## [Short task]
Copy all the entries word for word, but omit the pictures.

## [Task inputs]

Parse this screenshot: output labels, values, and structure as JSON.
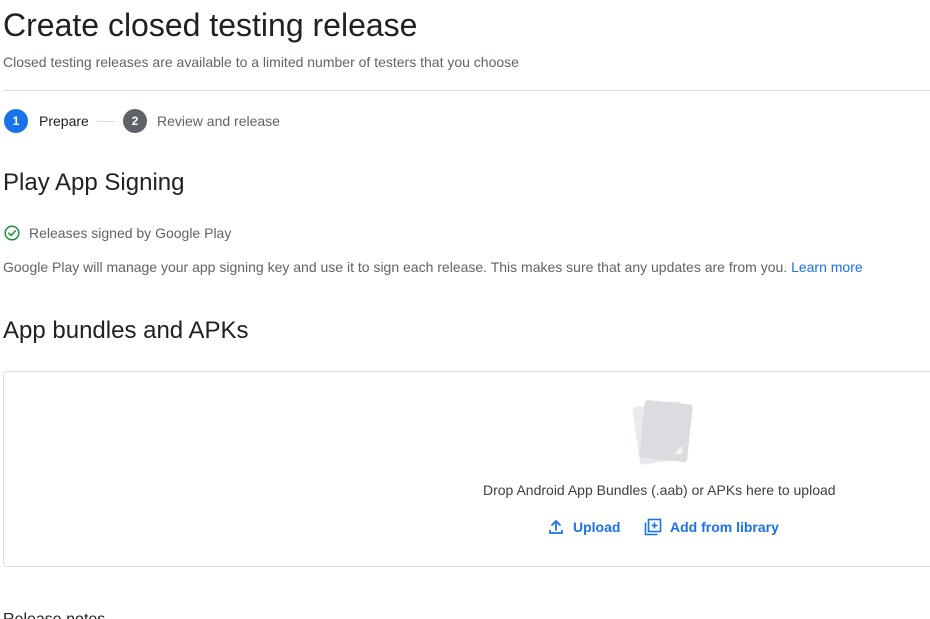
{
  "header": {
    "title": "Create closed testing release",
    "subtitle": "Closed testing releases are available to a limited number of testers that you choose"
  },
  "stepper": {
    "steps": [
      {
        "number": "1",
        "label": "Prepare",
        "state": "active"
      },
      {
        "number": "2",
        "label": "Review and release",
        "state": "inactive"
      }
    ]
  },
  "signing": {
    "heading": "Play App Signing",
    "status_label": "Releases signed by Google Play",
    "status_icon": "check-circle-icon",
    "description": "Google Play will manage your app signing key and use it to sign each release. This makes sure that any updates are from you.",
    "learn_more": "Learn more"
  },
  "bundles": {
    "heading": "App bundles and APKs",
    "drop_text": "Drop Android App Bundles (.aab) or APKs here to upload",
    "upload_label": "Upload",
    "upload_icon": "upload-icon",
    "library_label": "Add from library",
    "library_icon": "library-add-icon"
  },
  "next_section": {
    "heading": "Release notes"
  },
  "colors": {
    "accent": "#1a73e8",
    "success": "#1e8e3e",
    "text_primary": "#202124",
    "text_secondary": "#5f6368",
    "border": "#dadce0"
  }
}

## [Problem solution]
Parse this screenshot: output labels, values, and structure as JSON.
{
  "header": {
    "title": "Create closed testing release",
    "subtitle": "Closed testing releases are available to a limited number of testers that you choose"
  },
  "stepper": {
    "steps": [
      {
        "number": "1",
        "label": "Prepare",
        "state": "active"
      },
      {
        "number": "2",
        "label": "Review and release",
        "state": "inactive"
      }
    ]
  },
  "signing": {
    "heading": "Play App Signing",
    "status_label": "Releases signed by Google Play",
    "status_icon": "check-circle-icon",
    "description": "Google Play will manage your app signing key and use it to sign each release. This makes sure that any updates are from you.",
    "learn_more": "Learn more"
  },
  "bundles": {
    "heading": "App bundles and APKs",
    "drop_text": "Drop Android App Bundles (.aab) or APKs here to upload",
    "upload_label": "Upload",
    "upload_icon": "upload-icon",
    "library_label": "Add from library",
    "library_icon": "library-add-icon"
  },
  "next_section": {
    "heading": "Release notes"
  },
  "colors": {
    "accent": "#1a73e8",
    "success": "#1e8e3e",
    "text_primary": "#202124",
    "text_secondary": "#5f6368",
    "border": "#dadce0"
  }
}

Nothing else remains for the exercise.